• **Instructions for the task**
All of the material below is to be restated word for word, apart from the pictures.

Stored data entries
— START —

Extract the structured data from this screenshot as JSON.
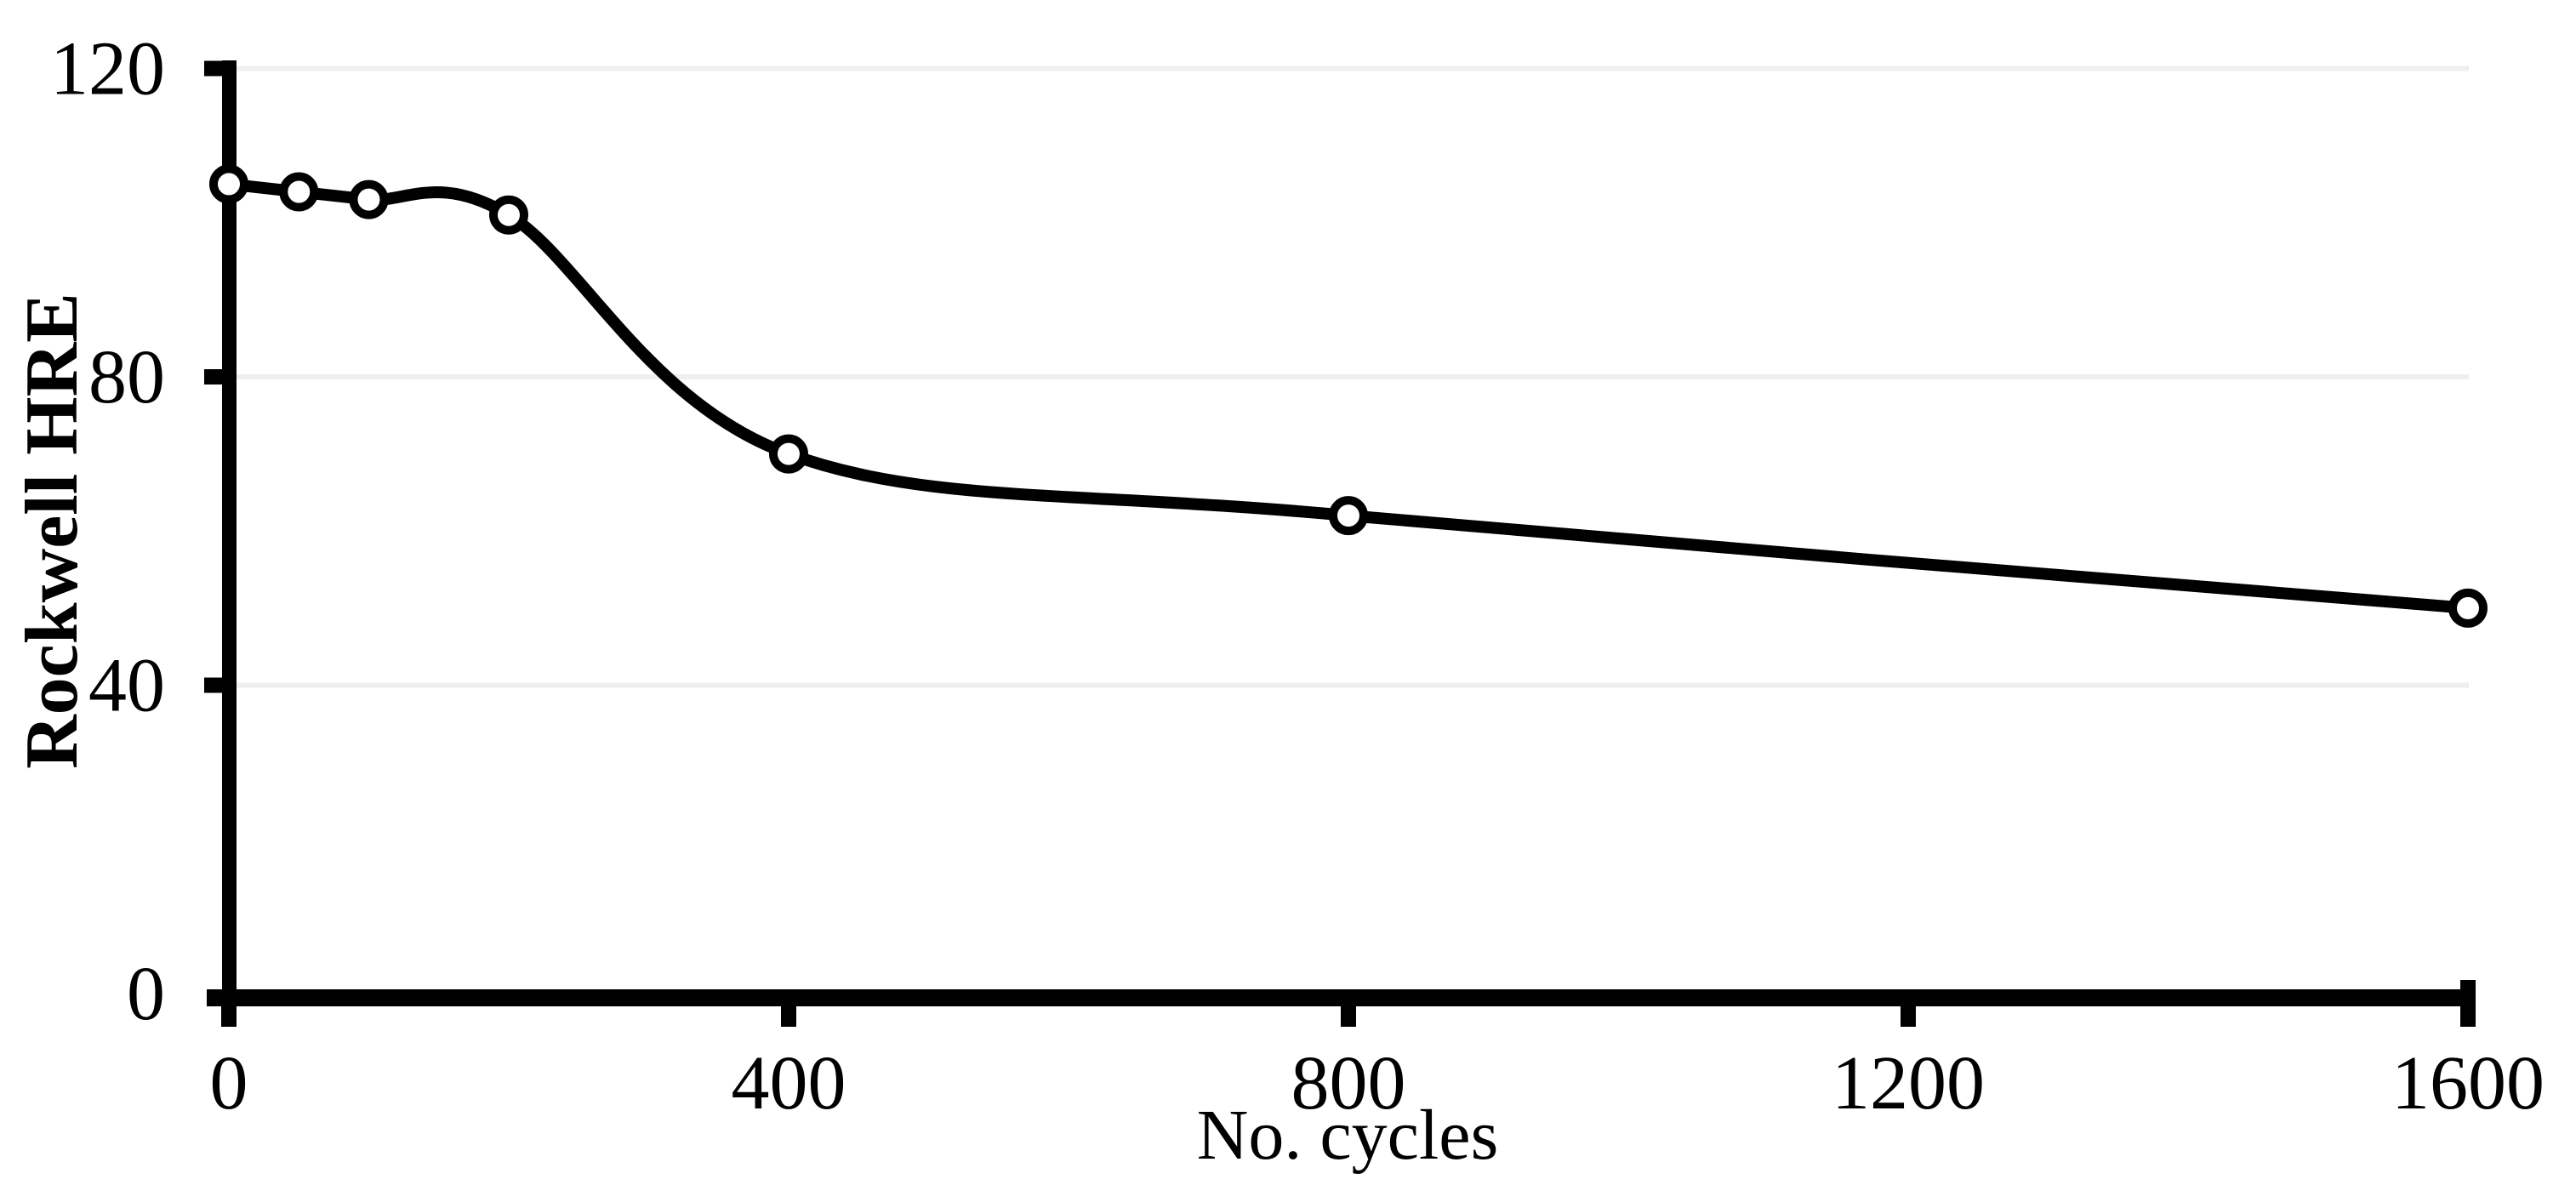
{
  "chart_data": {
    "type": "line",
    "title": "",
    "xlabel": "No. cycles",
    "ylabel": "Rockwell HRE",
    "x": [
      0,
      50,
      100,
      200,
      400,
      800,
      1600
    ],
    "series": [
      {
        "name": "Rockwell HRE",
        "values": [
          105,
          104,
          103,
          101,
          70,
          62,
          50
        ],
        "color": "#000000",
        "marker": "open-circle",
        "marker_fill": "#ffffff",
        "smooth": true
      }
    ],
    "xlim": [
      0,
      1600
    ],
    "ylim": [
      0,
      120
    ],
    "x_ticks": [
      0,
      400,
      800,
      1200,
      1600
    ],
    "y_ticks": [
      0,
      40,
      80,
      120
    ],
    "grid": "horizontal-only",
    "gridline_color": "#efefef",
    "axis_color": "#000000",
    "background_color": "#ffffff",
    "legend": "none"
  }
}
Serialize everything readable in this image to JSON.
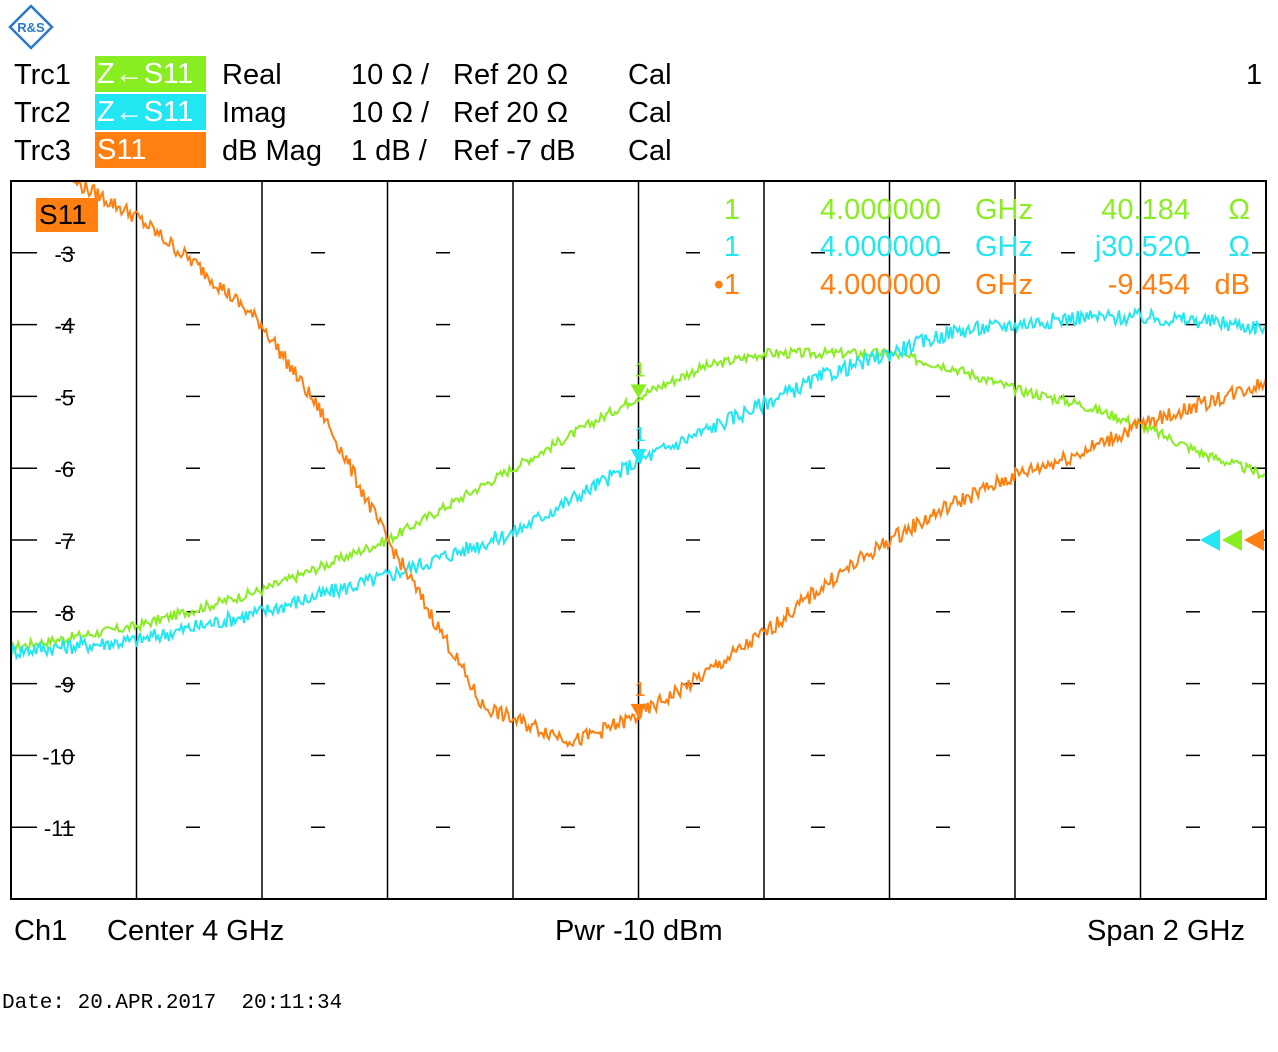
{
  "logo_text": "R&S",
  "top_right_number": "1",
  "traces": [
    {
      "name": "Trc1",
      "meas": "Z←S11",
      "format": "Real",
      "scale": "10 Ω /",
      "ref": "Ref 20 Ω",
      "cal": "Cal",
      "color": "#88ee22"
    },
    {
      "name": "Trc2",
      "meas": "Z←S11",
      "format": "Imag",
      "scale": "10 Ω /",
      "ref": "Ref 20 Ω",
      "cal": "Cal",
      "color": "#22e6f2"
    },
    {
      "name": "Trc3",
      "meas": "S11",
      "format": "dB Mag",
      "scale": "1 dB /",
      "ref": "Ref -7 dB",
      "cal": "Cal",
      "color": "#ff8011"
    }
  ],
  "active_trace_label": "S11",
  "markers": [
    {
      "num": "1",
      "freq": "4.000000",
      "unit": "GHz",
      "value": "40.184",
      "vunit": "Ω",
      "color": "#88ee22"
    },
    {
      "num": "1",
      "freq": "4.000000",
      "unit": "GHz",
      "value": "j30.520",
      "vunit": "Ω",
      "color": "#22e6f2"
    },
    {
      "num": "•1",
      "freq": "4.000000",
      "unit": "GHz",
      "value": "-9.454",
      "vunit": "dB",
      "color": "#ff8011"
    }
  ],
  "footer": {
    "channel": "Ch1",
    "center": "Center  4 GHz",
    "power": "Pwr  -10 dBm",
    "span": "Span  2 GHz"
  },
  "date_line": "Date: 20.APR.2017  20:11:34",
  "chart_data": {
    "type": "line",
    "xlabel": "",
    "ylabel": "",
    "x_unit": "GHz",
    "xlim": [
      3.0,
      5.0
    ],
    "ylim": [
      -12,
      -2
    ],
    "yticks": [
      -3,
      -4,
      -5,
      -6,
      -7,
      -8,
      -9,
      -10,
      -11
    ],
    "ytick_labels": [
      "-3",
      "-4",
      "-5",
      "-6",
      "-7",
      "-8",
      "-9",
      "-10",
      "-11"
    ],
    "grid": true,
    "reference_level": -7,
    "marker_x": 4.0,
    "series": [
      {
        "name": "Trc1",
        "color": "#88ee22",
        "x": [
          3.0,
          3.2,
          3.4,
          3.6,
          3.8,
          3.9,
          4.0,
          4.1,
          4.2,
          4.3,
          4.4,
          4.5,
          4.6,
          4.7,
          4.8,
          4.9,
          5.0
        ],
        "y": [
          -8.5,
          -8.2,
          -7.7,
          -7.0,
          -6.0,
          -5.5,
          -5.0,
          -4.6,
          -4.4,
          -4.4,
          -4.4,
          -4.6,
          -4.9,
          -5.1,
          -5.4,
          -5.8,
          -6.1
        ]
      },
      {
        "name": "Trc2",
        "color": "#22e6f2",
        "x": [
          3.0,
          3.2,
          3.4,
          3.6,
          3.8,
          3.9,
          4.0,
          4.1,
          4.2,
          4.3,
          4.4,
          4.5,
          4.6,
          4.7,
          4.8,
          4.9,
          5.0
        ],
        "y": [
          -8.55,
          -8.4,
          -8.0,
          -7.5,
          -6.9,
          -6.4,
          -5.9,
          -5.5,
          -5.1,
          -4.7,
          -4.4,
          -4.1,
          -4.0,
          -3.9,
          -3.9,
          -3.95,
          -4.05
        ]
      },
      {
        "name": "Trc3",
        "color": "#ff8011",
        "x": [
          3.1,
          3.2,
          3.3,
          3.4,
          3.5,
          3.6,
          3.7,
          3.75,
          3.8,
          3.9,
          4.0,
          4.1,
          4.2,
          4.3,
          4.4,
          4.5,
          4.6,
          4.7,
          4.8,
          4.9,
          5.0
        ],
        "y": [
          -2.0,
          -2.5,
          -3.2,
          -4.0,
          -5.3,
          -7.0,
          -8.5,
          -9.3,
          -9.5,
          -9.8,
          -9.45,
          -8.9,
          -8.3,
          -7.6,
          -7.0,
          -6.5,
          -6.1,
          -5.8,
          -5.4,
          -5.1,
          -4.8
        ]
      }
    ]
  }
}
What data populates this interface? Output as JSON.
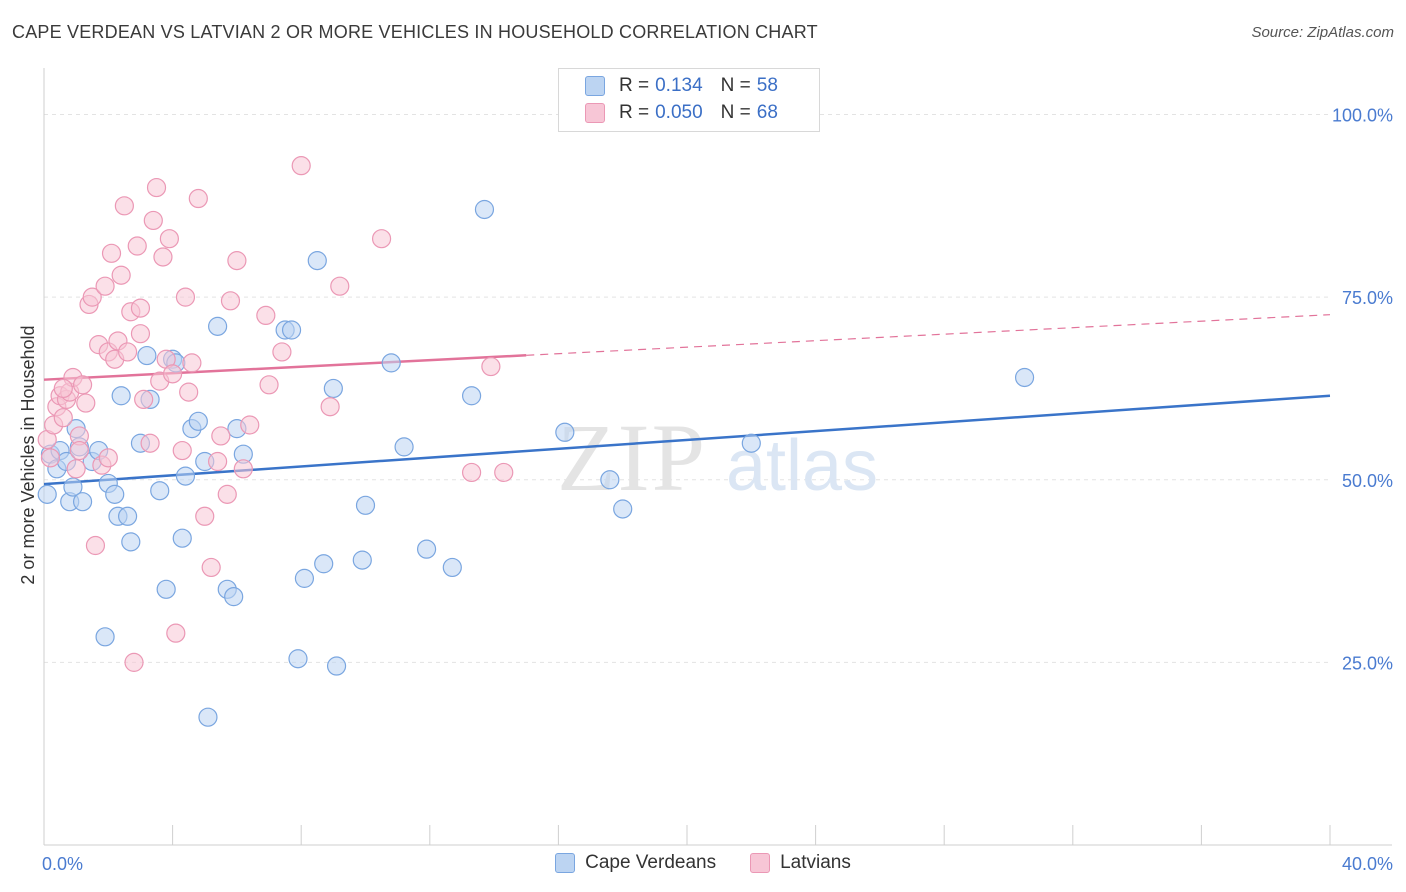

— END —

• **Answer to this task**
Extract the structured data from this screenshot as JSON.
{
  "chart_data": {
    "type": "line",
    "title": "",
    "xlabel": "No. cycles",
    "ylabel": "Rockwell HRE",
    "x": [
      0,
      50,
      100,
      200,
      400,
      800,
      1600
    ],
    "series": [
      {
        "name": "Rockwell HRE",
        "values": [
          105,
          104,
          103,
          101,
          70,
          62,
          50
        ],
        "color": "#000000",
        "marker": "open-circle",
        "marker_fill": "#ffffff",
        "smooth": true
      }
    ],
    "xlim": [
      0,
      1600
    ],
    "ylim": [
      0,
      120
    ],
    "x_ticks": [
      0,
      400,
      800,
      1200,
      1600
    ],
    "y_ticks": [
      0,
      40,
      80,
      120
    ],
    "grid": "horizontal-only",
    "gridline_color": "#efefef",
    "axis_color": "#000000",
    "background_color": "#ffffff",
    "legend": "none"
  }
}
Serialize everything readable in this image to JSON.
{
  "logo_text": "R&S",
  "top_right_number": "1",
  "traces": [
    {
      "name": "Trc1",
      "meas": "Z←S11",
      "format": "Real",
      "scale": "10 Ω /",
      "ref": "Ref 20 Ω",
      "cal": "Cal",
      "color": "#88ee22"
    },
    {
      "name": "Trc2",
      "meas": "Z←S11",
      "format": "Imag",
      "scale": "10 Ω /",
      "ref": "Ref 20 Ω",
      "cal": "Cal",
      "color": "#22e6f2"
    },
    {
      "name": "Trc3",
      "meas": "S11",
      "format": "dB Mag",
      "scale": "1 dB /",
      "ref": "Ref -7 dB",
      "cal": "Cal",
      "color": "#ff8011"
    }
  ],
  "active_trace_label": "S11",
  "markers": [
    {
      "num": "1",
      "freq": "4.000000",
      "unit": "GHz",
      "value": "40.184",
      "vunit": "Ω",
      "color": "#88ee22"
    },
    {
      "num": "1",
      "freq": "4.000000",
      "unit": "GHz",
      "value": "j30.520",
      "vunit": "Ω",
      "color": "#22e6f2"
    },
    {
      "num": "•1",
      "freq": "4.000000",
      "unit": "GHz",
      "value": "-9.454",
      "vunit": "dB",
      "color": "#ff8011"
    }
  ],
  "footer": {
    "channel": "Ch1",
    "center": "Center  4 GHz",
    "power": "Pwr  -10 dBm",
    "span": "Span  2 GHz"
  },
  "date_line": "Date: 20.APR.2017  20:11:34",
  "chart_data": {
    "type": "line",
    "xlabel": "",
    "ylabel": "",
    "x_unit": "GHz",
    "xlim": [
      3.0,
      5.0
    ],
    "ylim": [
      -12,
      -2
    ],
    "yticks": [
      -3,
      -4,
      -5,
      -6,
      -7,
      -8,
      -9,
      -10,
      -11
    ],
    "ytick_labels": [
      "-3",
      "-4",
      "-5",
      "-6",
      "-7",
      "-8",
      "-9",
      "-10",
      "-11"
    ],
    "grid": true,
    "reference_level": -7,
    "marker_x": 4.0,
    "series": [
      {
        "name": "Trc1",
        "color": "#88ee22",
        "x": [
          3.0,
          3.2,
          3.4,
          3.6,
          3.8,
          3.9,
          4.0,
          4.1,
          4.2,
          4.3,
          4.4,
          4.5,
          4.6,
          4.7,
          4.8,
          4.9,
          5.0
        ],
        "y": [
          -8.5,
          -8.2,
          -7.7,
          -7.0,
          -6.0,
          -5.5,
          -5.0,
          -4.6,
          -4.4,
          -4.4,
          -4.4,
          -4.6,
          -4.9,
          -5.1,
          -5.4,
          -5.8,
          -6.1
        ]
      },
      {
        "name": "Trc2",
        "color": "#22e6f2",
        "x": [
          3.0,
          3.2,
          3.4,
          3.6,
          3.8,
          3.9,
          4.0,
          4.1,
          4.2,
          4.3,
          4.4,
          4.5,
          4.6,
          4.7,
          4.8,
          4.9,
          5.0
        ],
        "y": [
          -8.55,
          -8.4,
          -8.0,
          -7.5,
          -6.9,
          -6.4,
          -5.9,
          -5.5,
          -5.1,
          -4.7,
          -4.4,
          -4.1,
          -4.0,
          -3.9,
          -3.9,
          -3.95,
          -4.05
        ]
      },
      {
        "name": "Trc3",
        "color": "#ff8011",
        "x": [
          3.1,
          3.2,
          3.3,
          3.4,
          3.5,
          3.6,
          3.7,
          3.75,
          3.8,
          3.9,
          4.0,
          4.1,
          4.2,
          4.3,
          4.4,
          4.5,
          4.6,
          4.7,
          4.8,
          4.9,
          5.0
        ],
        "y": [
          -2.0,
          -2.5,
          -3.2,
          -4.0,
          -5.3,
          -7.0,
          -8.5,
          -9.3,
          -9.5,
          -9.8,
          -9.45,
          -8.9,
          -8.3,
          -7.6,
          -7.0,
          -6.5,
          -6.1,
          -5.8,
          -5.4,
          -5.1,
          -4.8
        ]
      }
    ]
  }
}
What data populates this interface? Output as JSON.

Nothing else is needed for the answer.